begin

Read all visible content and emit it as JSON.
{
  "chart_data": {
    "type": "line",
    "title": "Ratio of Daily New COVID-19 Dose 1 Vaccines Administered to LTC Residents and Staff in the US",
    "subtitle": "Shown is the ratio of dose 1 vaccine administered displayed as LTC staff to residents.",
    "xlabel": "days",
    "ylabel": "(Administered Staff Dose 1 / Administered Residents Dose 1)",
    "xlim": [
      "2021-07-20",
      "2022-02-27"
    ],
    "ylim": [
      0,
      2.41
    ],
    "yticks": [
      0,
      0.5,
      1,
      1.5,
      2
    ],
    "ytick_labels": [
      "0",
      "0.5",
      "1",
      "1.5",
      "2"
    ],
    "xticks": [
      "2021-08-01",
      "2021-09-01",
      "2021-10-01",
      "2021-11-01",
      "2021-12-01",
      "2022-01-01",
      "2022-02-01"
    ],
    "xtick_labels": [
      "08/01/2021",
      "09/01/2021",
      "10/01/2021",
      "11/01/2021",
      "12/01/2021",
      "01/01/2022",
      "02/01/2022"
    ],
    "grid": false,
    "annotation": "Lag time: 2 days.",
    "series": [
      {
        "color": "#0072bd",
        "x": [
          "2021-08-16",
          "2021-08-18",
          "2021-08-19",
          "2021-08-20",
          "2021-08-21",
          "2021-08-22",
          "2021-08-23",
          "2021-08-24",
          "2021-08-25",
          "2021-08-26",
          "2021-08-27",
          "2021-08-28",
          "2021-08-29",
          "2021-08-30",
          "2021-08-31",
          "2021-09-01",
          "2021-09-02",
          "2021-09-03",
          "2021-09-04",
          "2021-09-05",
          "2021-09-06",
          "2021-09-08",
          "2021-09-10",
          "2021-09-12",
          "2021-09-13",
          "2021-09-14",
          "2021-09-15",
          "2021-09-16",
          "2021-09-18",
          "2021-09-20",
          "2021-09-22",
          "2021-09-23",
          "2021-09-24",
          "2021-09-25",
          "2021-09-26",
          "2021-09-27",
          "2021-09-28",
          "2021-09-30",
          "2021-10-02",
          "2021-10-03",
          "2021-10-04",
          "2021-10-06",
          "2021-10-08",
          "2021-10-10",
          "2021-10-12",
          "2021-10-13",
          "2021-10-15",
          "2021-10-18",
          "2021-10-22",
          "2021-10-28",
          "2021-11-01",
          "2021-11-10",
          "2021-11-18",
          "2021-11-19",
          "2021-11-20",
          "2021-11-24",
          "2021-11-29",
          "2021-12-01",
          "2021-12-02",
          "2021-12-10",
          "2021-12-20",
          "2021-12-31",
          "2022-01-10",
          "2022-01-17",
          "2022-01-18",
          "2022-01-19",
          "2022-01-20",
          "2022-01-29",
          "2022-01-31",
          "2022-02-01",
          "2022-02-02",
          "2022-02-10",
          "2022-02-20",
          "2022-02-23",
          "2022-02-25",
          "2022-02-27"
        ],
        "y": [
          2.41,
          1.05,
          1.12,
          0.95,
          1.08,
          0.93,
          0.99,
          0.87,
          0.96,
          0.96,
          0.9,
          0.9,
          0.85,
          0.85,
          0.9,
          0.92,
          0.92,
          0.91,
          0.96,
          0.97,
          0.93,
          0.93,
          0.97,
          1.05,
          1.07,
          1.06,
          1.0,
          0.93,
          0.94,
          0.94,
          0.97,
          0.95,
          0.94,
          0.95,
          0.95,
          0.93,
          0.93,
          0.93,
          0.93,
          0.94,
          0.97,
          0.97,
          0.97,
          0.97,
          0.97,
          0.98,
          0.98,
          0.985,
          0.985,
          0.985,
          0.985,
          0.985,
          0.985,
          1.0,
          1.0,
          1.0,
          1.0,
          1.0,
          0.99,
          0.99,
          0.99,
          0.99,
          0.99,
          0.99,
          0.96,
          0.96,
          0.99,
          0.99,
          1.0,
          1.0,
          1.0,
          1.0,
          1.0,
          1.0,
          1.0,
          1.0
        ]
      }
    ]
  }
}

end

### Exercise aim
Copy all of the data. Keep every word exactly as it is.

### Written solution
Read all visible content and emit it as JSON.
{
  "chart_data": {
    "type": "line",
    "title": "Ratio of Daily New COVID-19 Dose 1 Vaccines Administered to LTC Residents and Staff in the US",
    "subtitle": "Shown is the ratio of dose 1 vaccine administered displayed as LTC staff to residents.",
    "xlabel": "days",
    "ylabel": "(Administered Staff Dose 1 / Administered Residents Dose 1)",
    "xlim": [
      "2021-07-20",
      "2022-02-27"
    ],
    "ylim": [
      0,
      2.41
    ],
    "yticks": [
      0,
      0.5,
      1,
      1.5,
      2
    ],
    "ytick_labels": [
      "0",
      "0.5",
      "1",
      "1.5",
      "2"
    ],
    "xticks": [
      "2021-08-01",
      "2021-09-01",
      "2021-10-01",
      "2021-11-01",
      "2021-12-01",
      "2022-01-01",
      "2022-02-01"
    ],
    "xtick_labels": [
      "08/01/2021",
      "09/01/2021",
      "10/01/2021",
      "11/01/2021",
      "12/01/2021",
      "01/01/2022",
      "02/01/2022"
    ],
    "grid": false,
    "annotation": "Lag time: 2 days.",
    "series": [
      {
        "color": "#0072bd",
        "x": [
          "2021-08-16",
          "2021-08-18",
          "2021-08-19",
          "2021-08-20",
          "2021-08-21",
          "2021-08-22",
          "2021-08-23",
          "2021-08-24",
          "2021-08-25",
          "2021-08-26",
          "2021-08-27",
          "2021-08-28",
          "2021-08-29",
          "2021-08-30",
          "2021-08-31",
          "2021-09-01",
          "2021-09-02",
          "2021-09-03",
          "2021-09-04",
          "2021-09-05",
          "2021-09-06",
          "2021-09-08",
          "2021-09-10",
          "2021-09-12",
          "2021-09-13",
          "2021-09-14",
          "2021-09-15",
          "2021-09-16",
          "2021-09-18",
          "2021-09-20",
          "2021-09-22",
          "2021-09-23",
          "2021-09-24",
          "2021-09-25",
          "2021-09-26",
          "2021-09-27",
          "2021-09-28",
          "2021-09-30",
          "2021-10-02",
          "2021-10-03",
          "2021-10-04",
          "2021-10-06",
          "2021-10-08",
          "2021-10-10",
          "2021-10-12",
          "2021-10-13",
          "2021-10-15",
          "2021-10-18",
          "2021-10-22",
          "2021-10-28",
          "2021-11-01",
          "2021-11-10",
          "2021-11-18",
          "2021-11-19",
          "2021-11-20",
          "2021-11-24",
          "2021-11-29",
          "2021-12-01",
          "2021-12-02",
          "2021-12-10",
          "2021-12-20",
          "2021-12-31",
          "2022-01-10",
          "2022-01-17",
          "2022-01-18",
          "2022-01-19",
          "2022-01-20",
          "2022-01-29",
          "2022-01-31",
          "2022-02-01",
          "2022-02-02",
          "2022-02-10",
          "2022-02-20",
          "2022-02-23",
          "2022-02-25",
          "2022-02-27"
        ],
        "y": [
          2.41,
          1.05,
          1.12,
          0.95,
          1.08,
          0.93,
          0.99,
          0.87,
          0.96,
          0.96,
          0.9,
          0.9,
          0.85,
          0.85,
          0.9,
          0.92,
          0.92,
          0.91,
          0.96,
          0.97,
          0.93,
          0.93,
          0.97,
          1.05,
          1.07,
          1.06,
          1.0,
          0.93,
          0.94,
          0.94,
          0.97,
          0.95,
          0.94,
          0.95,
          0.95,
          0.93,
          0.93,
          0.93,
          0.93,
          0.94,
          0.97,
          0.97,
          0.97,
          0.97,
          0.97,
          0.98,
          0.98,
          0.985,
          0.985,
          0.985,
          0.985,
          0.985,
          0.985,
          1.0,
          1.0,
          1.0,
          1.0,
          1.0,
          0.99,
          0.99,
          0.99,
          0.99,
          0.99,
          0.99,
          0.96,
          0.96,
          0.99,
          0.99,
          1.0,
          1.0,
          1.0,
          1.0,
          1.0,
          1.0,
          1.0,
          1.0
        ]
      }
    ]
  }
}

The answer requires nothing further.